/---
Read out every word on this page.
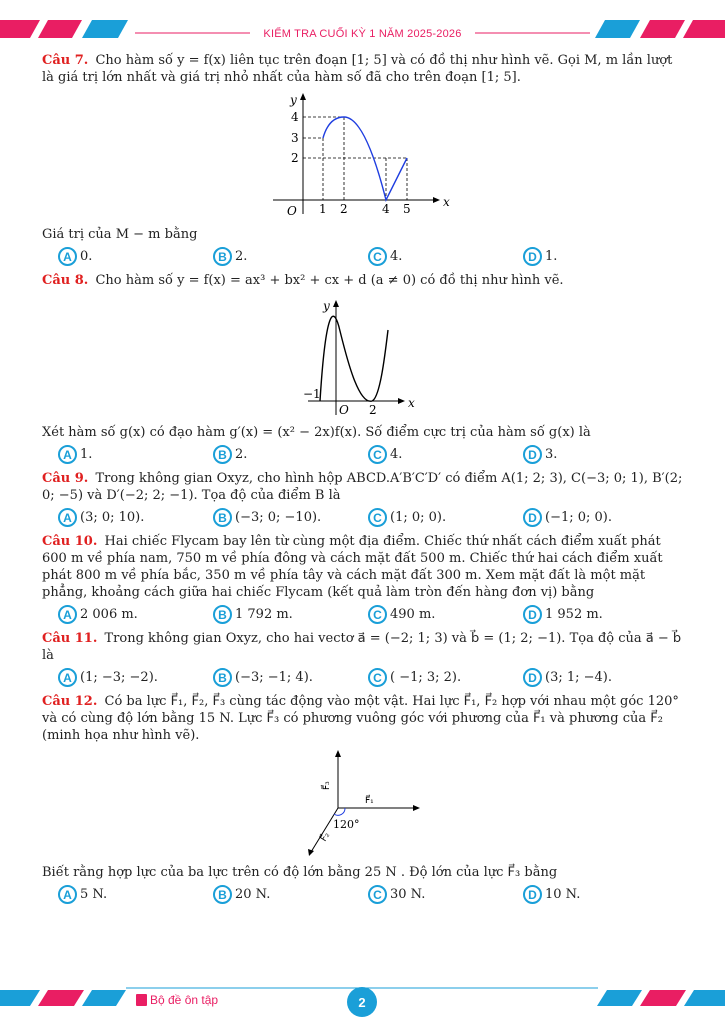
KIỂM TRA CUỐI KỲ 1 NĂM 2025-2026
Câu 7. Cho hàm số y = f(x) liên tục trên đoạn [1; 5] và có đồ thị như hình vẽ. Gọi M, m lần lượt là giá trị lớn nhất và giá trị nhỏ nhất của hàm số đã cho trên đoạn [1; 5].
y
x
O
4
3
2
1 2	4 5
Giá trị của M − m bằng
A 0.	B 2.	C 4.	D 1.
Câu 8. Cho hàm số y = f(x) = ax³ + bx² + cx + d (a ≠ 0) có đồ thị như hình vẽ.
y
x
O
−1
2
Xét hàm số g(x) có đạo hàm g′(x) = (x² − 2x)f(x). Số điểm cực trị của hàm số g(x) là
A 1.	B 2.	C 4.	D 3.
Câu 9. Trong không gian Oxyz, cho hình hộp ABCD.A′B′C′D′ có điểm A(1; 2; 3), C(−3; 0; 1), B′(2; 0; −5) và D′(−2; 2; −1). Tọa độ của điểm B là
A (3; 0; 10).	B (−3; 0; −10).	C (1; 0; 0).	D (−1; 0; 0).
Câu 10. Hai chiếc Flycam bay lên từ cùng một địa điểm. Chiếc thứ nhất cách điểm xuất phát 600 m về phía nam, 750 m về phía đông và cách mặt đất 500 m. Chiếc thứ hai cách điểm xuất phát 800 m về phía bắc, 350 m về phía tây và cách mặt đất 300 m. Xem mặt đất là một mặt phẳng, khoảng cách giữa hai chiếc Flycam (kết quả làm tròn đến hàng đơn vị) bằng
A 2 006 m.	B 1 792 m.	C 490 m.	D 1 952 m.
Câu 11. Trong không gian Oxyz, cho hai vectơ a⃗ = (−2; 1; 3) và b⃗ = (1; 2; −1). Tọa độ của a⃗ − b⃗ là
A (1; −3; −2).	B (−3; −1; 4).	C ( −1; 3; 2).	D (3; 1; −4).
Câu 12. Có ba lực F⃗₁, F⃗₂, F⃗₃ cùng tác động vào một vật. Hai lực F⃗₁, F⃗₂ hợp với nhau một góc 120° và có cùng độ lớn bằng 15 N. Lực F⃗₃ có phương vuông góc với phương của F⃗₁ và phương của F⃗₂ (minh họa như hình vẽ).
F⃗₁
F⃗₃
F⃗₂
120°
Biết rằng hợp lực của ba lực trên có độ lớn bằng 25 N . Độ lớn của lực F⃗₃ bằng
A 5 N.	B 20 N.	C 30 N.	D 10 N.
Bộ đề ôn tập	2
\---
From the data above, copy each line where the string "trên" appears.

• [Answer to this task]:
Câu 7. Cho hàm số y = f(x) liên tục trên đoạn [1; 5] và có đồ thị như hình vẽ. Gọi M, m lần lượt là giá trị lớn nhất và giá trị nhỏ nhất của hàm số đã cho trên đoạn [1; 5].
Biết rằng hợp lực của ba lực trên có độ lớn bằng 25 N . Độ lớn của lực F⃗₃ bằng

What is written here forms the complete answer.